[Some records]
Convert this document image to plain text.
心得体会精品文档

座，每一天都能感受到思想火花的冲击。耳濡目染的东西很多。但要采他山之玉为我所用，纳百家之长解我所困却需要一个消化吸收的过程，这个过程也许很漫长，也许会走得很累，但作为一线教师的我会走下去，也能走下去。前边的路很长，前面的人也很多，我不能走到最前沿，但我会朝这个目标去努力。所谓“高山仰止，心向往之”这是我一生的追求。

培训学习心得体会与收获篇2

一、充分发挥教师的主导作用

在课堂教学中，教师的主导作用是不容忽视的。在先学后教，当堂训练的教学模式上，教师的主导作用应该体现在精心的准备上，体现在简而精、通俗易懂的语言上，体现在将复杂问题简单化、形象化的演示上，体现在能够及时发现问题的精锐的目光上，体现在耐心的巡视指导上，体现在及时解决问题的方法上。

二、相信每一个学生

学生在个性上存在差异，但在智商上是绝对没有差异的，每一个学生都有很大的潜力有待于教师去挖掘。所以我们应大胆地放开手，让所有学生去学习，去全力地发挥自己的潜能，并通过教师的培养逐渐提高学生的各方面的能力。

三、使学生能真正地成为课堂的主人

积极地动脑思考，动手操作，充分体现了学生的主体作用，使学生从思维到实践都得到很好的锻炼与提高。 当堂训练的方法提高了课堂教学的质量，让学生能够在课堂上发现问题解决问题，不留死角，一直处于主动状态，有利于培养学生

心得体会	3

**What the exercise asks**
Return the entries in full, keeping every line exactly as it is.

**Answer in full**
Convert this document image to plain text.
心得体会精品文档

座，每一天都能感受到思想火花的冲击。耳濡目染的东西很多。但要采他山之玉为我所用，纳百家之长解我所困却需要一个消化吸收的过程，这个过程也许很漫长，也许会走得很累，但作为一线教师的我会走下去，也能走下去。前边的路很长，前面的人也很多，我不能走到最前沿，但我会朝这个目标去努力。所谓“高山仰止，心向往之”这是我一生的追求。

培训学习心得体会与收获篇2

一、充分发挥教师的主导作用

在课堂教学中，教师的主导作用是不容忽视的。在先学后教，当堂训练的教学模式上，教师的主导作用应该体现在精心的准备上，体现在简而精、通俗易懂的语言上，体现在将复杂问题简单化、形象化的演示上，体现在能够及时发现问题的精锐的目光上，体现在耐心的巡视指导上，体现在及时解决问题的方法上。

二、相信每一个学生

学生在个性上存在差异，但在智商上是绝对没有差异的，每一个学生都有很大的潜力有待于教师去挖掘。所以我们应大胆地放开手，让所有学生去学习，去全力地发挥自己的潜能，并通过教师的培养逐渐提高学生的各方面的能力。

三、使学生能真正地成为课堂的主人

积极地动脑思考，动手操作，充分体现了学生的主体作用，使学生从思维到实践都得到很好的锻炼与提高。 当堂训练的方法提高了课堂教学的质量，让学生能够在课堂上发现问题解决问题，不留死角，一直处于主动状态，有利于培养学生

心得体会	3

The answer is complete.